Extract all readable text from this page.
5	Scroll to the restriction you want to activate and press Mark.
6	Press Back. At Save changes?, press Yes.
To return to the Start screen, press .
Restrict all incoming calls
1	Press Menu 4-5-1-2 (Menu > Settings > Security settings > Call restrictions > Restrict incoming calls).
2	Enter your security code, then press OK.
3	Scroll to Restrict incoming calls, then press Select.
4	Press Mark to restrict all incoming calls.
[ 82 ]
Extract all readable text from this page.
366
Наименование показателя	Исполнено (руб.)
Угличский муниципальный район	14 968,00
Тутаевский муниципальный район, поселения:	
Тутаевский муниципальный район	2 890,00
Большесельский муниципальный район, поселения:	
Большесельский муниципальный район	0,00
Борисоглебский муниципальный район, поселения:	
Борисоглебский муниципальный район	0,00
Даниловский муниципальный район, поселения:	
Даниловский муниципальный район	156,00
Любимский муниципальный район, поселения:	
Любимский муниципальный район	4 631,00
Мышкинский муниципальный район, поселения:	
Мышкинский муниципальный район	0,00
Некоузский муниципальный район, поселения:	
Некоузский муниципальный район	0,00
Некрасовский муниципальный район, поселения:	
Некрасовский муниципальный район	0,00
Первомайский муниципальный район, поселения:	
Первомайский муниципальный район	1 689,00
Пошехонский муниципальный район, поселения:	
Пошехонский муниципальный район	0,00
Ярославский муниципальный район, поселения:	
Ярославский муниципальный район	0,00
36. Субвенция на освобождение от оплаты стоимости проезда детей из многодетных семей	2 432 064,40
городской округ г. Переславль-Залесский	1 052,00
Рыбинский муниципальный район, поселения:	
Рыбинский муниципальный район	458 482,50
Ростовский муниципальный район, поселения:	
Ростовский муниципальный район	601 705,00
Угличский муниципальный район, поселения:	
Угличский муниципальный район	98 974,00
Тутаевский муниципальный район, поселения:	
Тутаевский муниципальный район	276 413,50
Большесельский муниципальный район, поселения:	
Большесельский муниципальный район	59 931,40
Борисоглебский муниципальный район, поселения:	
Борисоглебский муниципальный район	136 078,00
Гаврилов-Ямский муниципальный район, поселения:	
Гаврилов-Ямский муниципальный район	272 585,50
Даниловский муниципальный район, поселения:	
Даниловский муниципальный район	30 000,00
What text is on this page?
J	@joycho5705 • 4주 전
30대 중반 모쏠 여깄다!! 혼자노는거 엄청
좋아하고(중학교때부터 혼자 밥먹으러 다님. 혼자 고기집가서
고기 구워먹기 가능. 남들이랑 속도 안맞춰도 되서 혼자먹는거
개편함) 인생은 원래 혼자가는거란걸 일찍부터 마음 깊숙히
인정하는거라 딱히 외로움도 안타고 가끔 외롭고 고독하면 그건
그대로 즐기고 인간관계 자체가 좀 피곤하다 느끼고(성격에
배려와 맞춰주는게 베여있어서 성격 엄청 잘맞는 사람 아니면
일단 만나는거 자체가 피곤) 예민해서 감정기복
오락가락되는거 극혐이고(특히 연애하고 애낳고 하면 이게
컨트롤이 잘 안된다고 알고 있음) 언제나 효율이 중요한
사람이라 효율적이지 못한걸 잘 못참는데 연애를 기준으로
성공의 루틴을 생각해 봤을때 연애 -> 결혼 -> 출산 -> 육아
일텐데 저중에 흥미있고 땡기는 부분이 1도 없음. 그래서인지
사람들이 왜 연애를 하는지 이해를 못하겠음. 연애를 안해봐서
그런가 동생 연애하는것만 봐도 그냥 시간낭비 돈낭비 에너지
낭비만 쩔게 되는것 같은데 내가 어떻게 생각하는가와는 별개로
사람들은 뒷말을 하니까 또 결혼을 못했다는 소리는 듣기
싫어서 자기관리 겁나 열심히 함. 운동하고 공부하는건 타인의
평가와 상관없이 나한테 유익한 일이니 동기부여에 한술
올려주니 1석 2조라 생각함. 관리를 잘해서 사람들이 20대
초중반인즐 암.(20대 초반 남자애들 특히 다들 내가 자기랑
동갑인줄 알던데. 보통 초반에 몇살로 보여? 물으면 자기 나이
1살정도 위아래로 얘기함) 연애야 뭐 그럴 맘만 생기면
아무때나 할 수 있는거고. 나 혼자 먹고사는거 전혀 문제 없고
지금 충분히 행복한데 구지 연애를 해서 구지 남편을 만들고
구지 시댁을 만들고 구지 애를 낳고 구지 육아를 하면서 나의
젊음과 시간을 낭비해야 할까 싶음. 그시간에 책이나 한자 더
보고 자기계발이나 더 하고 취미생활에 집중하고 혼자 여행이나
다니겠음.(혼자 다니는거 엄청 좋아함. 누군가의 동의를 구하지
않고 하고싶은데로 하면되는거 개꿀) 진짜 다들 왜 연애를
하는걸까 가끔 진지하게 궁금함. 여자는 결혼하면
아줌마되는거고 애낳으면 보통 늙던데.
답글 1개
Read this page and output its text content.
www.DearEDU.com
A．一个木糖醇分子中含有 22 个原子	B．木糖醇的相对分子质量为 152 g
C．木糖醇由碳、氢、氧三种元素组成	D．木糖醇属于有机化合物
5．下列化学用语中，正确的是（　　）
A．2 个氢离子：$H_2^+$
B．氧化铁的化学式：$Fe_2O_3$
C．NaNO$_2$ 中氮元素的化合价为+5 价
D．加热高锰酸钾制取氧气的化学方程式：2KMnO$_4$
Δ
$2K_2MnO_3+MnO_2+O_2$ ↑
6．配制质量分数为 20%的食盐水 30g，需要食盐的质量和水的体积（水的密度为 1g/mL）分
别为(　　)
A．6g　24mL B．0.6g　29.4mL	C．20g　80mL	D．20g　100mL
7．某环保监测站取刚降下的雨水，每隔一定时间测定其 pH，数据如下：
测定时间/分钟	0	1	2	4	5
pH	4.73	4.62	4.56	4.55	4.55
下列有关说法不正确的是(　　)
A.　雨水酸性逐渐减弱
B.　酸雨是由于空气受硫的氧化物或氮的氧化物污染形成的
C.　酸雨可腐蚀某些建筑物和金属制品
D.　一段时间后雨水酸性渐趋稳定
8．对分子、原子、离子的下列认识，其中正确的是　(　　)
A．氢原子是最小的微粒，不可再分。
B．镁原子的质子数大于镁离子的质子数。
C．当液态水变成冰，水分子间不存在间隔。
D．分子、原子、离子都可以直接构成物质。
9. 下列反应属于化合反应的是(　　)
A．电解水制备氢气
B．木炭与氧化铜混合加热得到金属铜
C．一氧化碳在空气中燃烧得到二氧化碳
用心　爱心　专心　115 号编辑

============================================================

Scan the lines for the string "Мышкинский". Copy out each line that matches.

## RESPONSE BELOW
Мышкинский муниципальный район, поселения:	
Мышкинский муниципальный район	0,00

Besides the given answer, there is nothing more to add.